### WHAT THE TASK ASKS
How would you render "These vulgarians comprise a significant percentage of the GOP base." from the opinion column on Donald Trump in Spanish?

### DOCUMENT SECTION

-- Begin --

Wall Street Journal (Opinion)
By Bret Stephens
August 31, 2015
If by now you don’t find Donald Trump appalling, you’re appalling.
If
you have reached physical maturity and still chuckle at Mr. Trump’s
pubescent jokes about Rosie O’Donnell or Heidi Klum, you will never
reach mental maturity. If you
watched Mr. Trump mock fellow candidate Lindsey Graham’s low poll
numbers and didn’t cringe at the lack of class, you are incapable of
class. If you think we need to build new airports in Queens the way they
build them in Qatar, you should be sent to join
the millions of forced laborers who do construction in the Persian
Gulf. It would serve you right.
Since
Mr. Trump joined the GOP presidential field and leaped to the top of
the polls, several views have been offered to explain his popularity. He
conveys a can-do image.
He is the bluntest of the candidates in addressing public fears of
cultural and economic dislocation. He toes no line, serves no PAC,
abides no ideology, is beholden to no man. He addresses the broad
disgust of everyday Americans with their failed political
establishment.
And
so forth and so on—a parade of semi-sophisticated theories that act as
bathroom deodorizer to mask the stench of this candidacy. Mr. Trump is a
loudmouth vulgarian
appealing to quieter vulgarians. These vulgarians comprise a
significant percentage of the GOP base. The leader isn’t the problem.
The people are. It takes the demos to make the demagogue.
There
will be other opportunities to write about the radical affinities and
moralizing conceits of Democrats and liberals. For now let’s speak
plainly about what the Trump
ascendancy says about the potential future of the Republican Party and
the conservative movement.
It
says that we may soon have a conservative movement in which the
American creed of “give us your tired, your poor” could yield to the
Trumpian creed that America must
not become a “dumping ground” to poor immigrants from Latin America, as
if these millions of hardworking and God-fearing people are a specimen
of garbage.
It
says that a party that carries on about the importance of e pluribus
unum and rails against the identity politics of assorted minorities is
increasingly tempted to
indulge the paranoid (and losing) identity politics of a dwindling
white majority.
It
says that a sizable constituency in a party that is supposed to favor a
plain reading of the Constitution objects to a plain reading of the
14th Amendment: “All persons
born or naturalized in the United States, and subject to the
jurisdiction thereof, are citizens of the United States and of the state
wherein they reside.”
It
says that a movement that is supposed to believe in defending
old-fashioned values and traditions against the assorted degradations of
the postmodern left might allow
itself to be led by a reality-TV star whose meretricious tastes in
trophies, architectural and otherwise, mainly remind me of the
aesthetics of Bob Guccione.

-- End --

### STORED DATA

-- Begin --

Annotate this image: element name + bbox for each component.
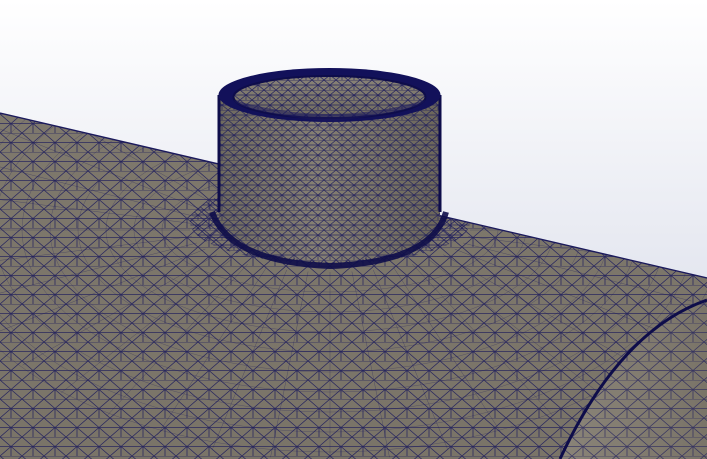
nozzle[interactable] bbox=[209, 68, 449, 270]
mesh-model-view[interactable] bbox=[0, 0, 707, 459]
graphics-viewport[interactable] bbox=[0, 0, 707, 459]
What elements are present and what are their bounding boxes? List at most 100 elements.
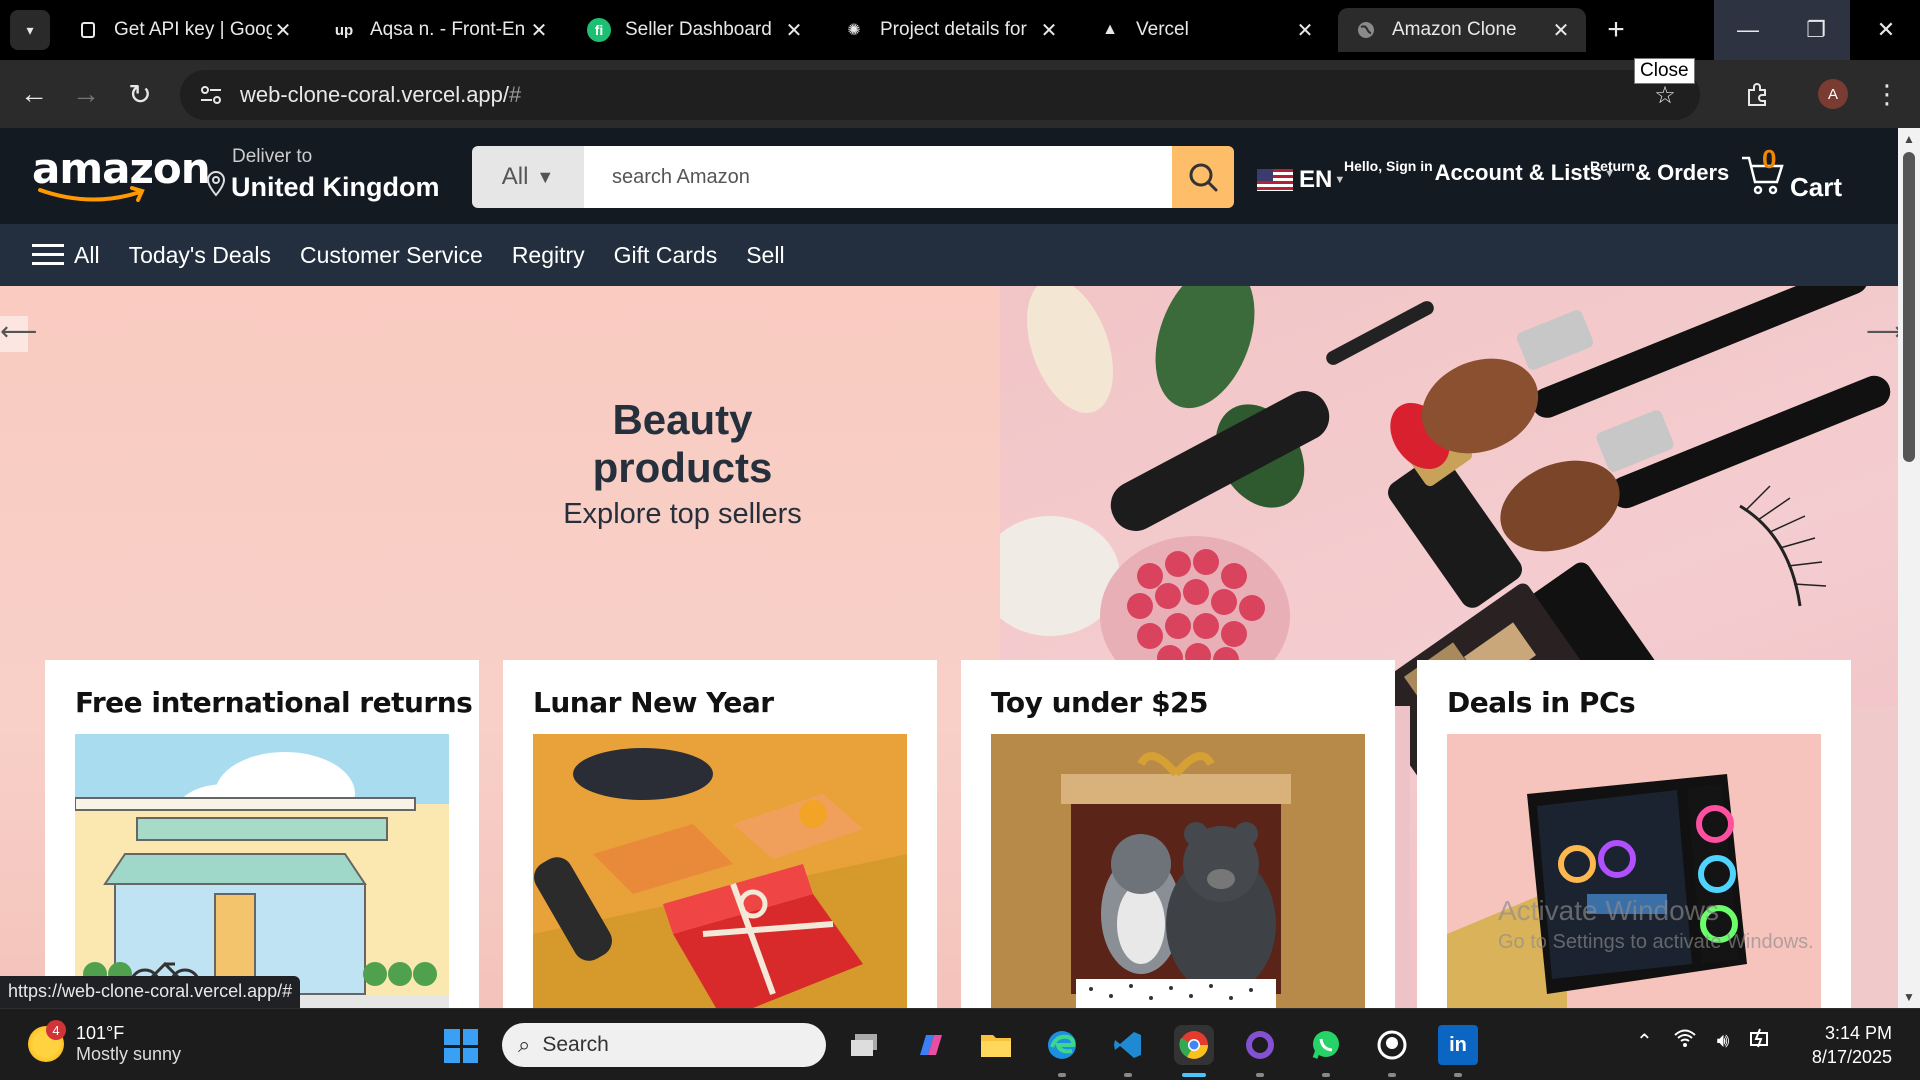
- taskbar-search[interactable]: ⌕ Search: [502, 1023, 826, 1067]
- copilot-icon[interactable]: [910, 1025, 950, 1065]
- deliver-to[interactable]: Deliver to United Kingdom: [205, 146, 439, 204]
- system-tray: ⌃ 🔊︎: [1636, 1027, 1773, 1055]
- app-running-indicator: [1124, 1073, 1132, 1077]
- tab-project-details[interactable]: ✺ Project details for ✕: [826, 8, 1074, 52]
- globe-icon: [1354, 18, 1378, 42]
- tab-get-api-key[interactable]: Get API key | Goog ✕: [60, 8, 308, 52]
- amazon-logo[interactable]: amazon: [32, 144, 211, 204]
- card-title: Toy under $25: [991, 686, 1209, 719]
- system-clock[interactable]: 3:14 PM 8/17/2025: [1800, 1021, 1892, 1069]
- profile-avatar[interactable]: A: [1818, 79, 1848, 109]
- vscode-icon[interactable]: [1108, 1025, 1148, 1065]
- tab-amazon-clone[interactable]: Amazon Clone ✕: [1338, 8, 1586, 52]
- battery-charging-icon[interactable]: [1749, 1027, 1773, 1055]
- account-lists[interactable]: Hello, Sign in Account & Lists ▼: [1344, 158, 1615, 186]
- clock-time: 3:14 PM: [1824, 1023, 1892, 1043]
- bookmark-star-icon[interactable]: ☆: [1650, 80, 1680, 110]
- nav-item-customer-service[interactable]: Customer Service: [300, 242, 483, 269]
- language-selector[interactable]: EN ▼: [1257, 166, 1345, 194]
- card-free-returns[interactable]: Free international returns: [45, 660, 479, 1008]
- file-explorer-icon[interactable]: [976, 1025, 1016, 1065]
- cart[interactable]: 0 Cart: [1740, 144, 1842, 203]
- tab-vercel[interactable]: ▲ Vercel ✕: [1082, 8, 1330, 52]
- search-icon: ⌕: [518, 1032, 531, 1057]
- app-active-indicator: [1182, 1073, 1206, 1077]
- browser-tab-bar: ▾ Get API key | Goog ✕ up Aqsa n. - Fron…: [0, 0, 1920, 60]
- linkedin-icon[interactable]: in: [1438, 1025, 1478, 1065]
- tab-title: Amazon Clone: [1392, 19, 1517, 40]
- scrollbar-thumb[interactable]: [1903, 152, 1915, 462]
- reload-icon[interactable]: ↻: [120, 74, 160, 114]
- new-tab-plus-icon[interactable]: +: [1598, 12, 1634, 48]
- nav-item-todays-deals[interactable]: Today's Deals: [129, 242, 271, 269]
- search-button[interactable]: [1172, 146, 1234, 208]
- nav-item-registry[interactable]: Regitry: [512, 242, 585, 269]
- close-tab-icon[interactable]: ✕: [783, 19, 805, 42]
- kebab-menu-icon[interactable]: ⋮: [1872, 74, 1902, 114]
- extensions-puzzle-icon[interactable]: [1737, 74, 1777, 114]
- tab-search-chevron-icon[interactable]: ▾: [10, 10, 50, 50]
- app-running-indicator: [1388, 1073, 1396, 1077]
- returns-orders[interactable]: Return & Orders: [1590, 158, 1730, 186]
- address-bar[interactable]: web-clone-coral.vercel.app/# ☆: [180, 70, 1700, 120]
- gifts-image: [533, 734, 907, 1008]
- forward-arrow-icon[interactable]: →: [66, 74, 106, 114]
- search-icon: [1189, 163, 1218, 192]
- close-tab-icon[interactable]: ✕: [272, 19, 294, 42]
- nav-item-all[interactable]: All: [32, 242, 100, 269]
- us-flag-icon: [1257, 169, 1293, 191]
- upwork-icon: up: [334, 21, 354, 39]
- tab-upwork[interactable]: up Aqsa n. - Front-En ✕: [316, 8, 564, 52]
- carousel-prev-arrow-icon[interactable]: ⟵: [0, 316, 37, 352]
- cart-count: 0: [1762, 144, 1777, 174]
- search-bar: All ▼: [472, 146, 1234, 208]
- card-lunar-new-year[interactable]: Lunar New Year: [503, 660, 937, 1008]
- site-info-tune-icon[interactable]: [186, 70, 236, 120]
- close-tab-icon[interactable]: ✕: [1294, 19, 1316, 42]
- restore-icon[interactable]: ❐: [1782, 0, 1850, 60]
- chrome-icon[interactable]: [1174, 1025, 1214, 1065]
- weather-temp: 101°F: [76, 1023, 125, 1043]
- scroll-up-icon[interactable]: ▲: [1902, 132, 1916, 146]
- nav-item-sell[interactable]: Sell: [746, 242, 784, 269]
- github-icon[interactable]: [1372, 1025, 1412, 1065]
- chevron-up-icon[interactable]: ⌃: [1636, 1029, 1653, 1054]
- whatsapp-icon[interactable]: [1306, 1025, 1346, 1065]
- account-label: Account & Lists: [1434, 160, 1603, 185]
- volume-icon[interactable]: 🔊︎: [1717, 1030, 1730, 1053]
- scroll-down-icon[interactable]: ▼: [1902, 990, 1916, 1004]
- close-tab-icon[interactable]: ✕: [1550, 19, 1572, 42]
- search-input[interactable]: [584, 146, 1172, 208]
- deliver-label: Deliver to: [232, 146, 313, 167]
- close-tab-icon[interactable]: ✕: [1038, 19, 1060, 42]
- close-tab-icon[interactable]: ✕: [528, 19, 550, 42]
- task-view-icon[interactable]: [844, 1025, 884, 1065]
- back-arrow-icon[interactable]: ←: [14, 74, 54, 114]
- orders-label: & Orders: [1635, 160, 1730, 185]
- returns-label: Return: [1590, 158, 1636, 174]
- url-text: web-clone-coral.vercel.app/#: [240, 82, 522, 107]
- link-status-url: https://web-clone-coral.vercel.app/#: [0, 976, 301, 1008]
- minimize-icon[interactable]: —: [1714, 0, 1782, 60]
- card-title: Free international returns: [75, 686, 473, 719]
- weather-widget[interactable]: 4 101°F Mostly sunny: [28, 1020, 181, 1065]
- app-running-indicator: [1058, 1073, 1066, 1077]
- github-desktop-icon[interactable]: [1240, 1025, 1280, 1065]
- browser-toolbar: ← → ↻ web-clone-coral.vercel.app/# ☆ A ⋮: [0, 60, 1920, 128]
- windows-start-icon[interactable]: [444, 1029, 478, 1063]
- activate-windows-watermark: Activate Windows Go to Settings to activ…: [1498, 895, 1814, 953]
- nav-item-gift-cards[interactable]: Gift Cards: [614, 242, 718, 269]
- card-deals-in-pcs[interactable]: Deals in PCs: [1417, 660, 1851, 1008]
- close-window-icon[interactable]: ✕: [1852, 0, 1920, 60]
- edge-icon[interactable]: [1042, 1025, 1082, 1065]
- card-toys-under-25[interactable]: Toy under $25: [961, 660, 1395, 1008]
- page-viewport: amazon Deliver to United Kingdom All ▼ s…: [0, 128, 1898, 1008]
- search-category-select[interactable]: All ▼: [472, 146, 584, 208]
- page-scrollbar[interactable]: ▲ ▼: [1898, 128, 1920, 1008]
- wifi-icon[interactable]: [1673, 1028, 1697, 1054]
- language-code: EN: [1299, 166, 1333, 193]
- clock-date: 8/17/2025: [1811, 1047, 1892, 1067]
- carousel-next-arrow-icon[interactable]: ⟶: [1866, 316, 1898, 347]
- tab-title: Project details for: [880, 19, 1027, 40]
- tab-seller-dashboard[interactable]: fi Seller Dashboard ✕: [571, 8, 819, 52]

-- End --

### EXERCISE RESULT
Estos vulgares constituyen un porcentaje significativo de la base del Partido Republicano.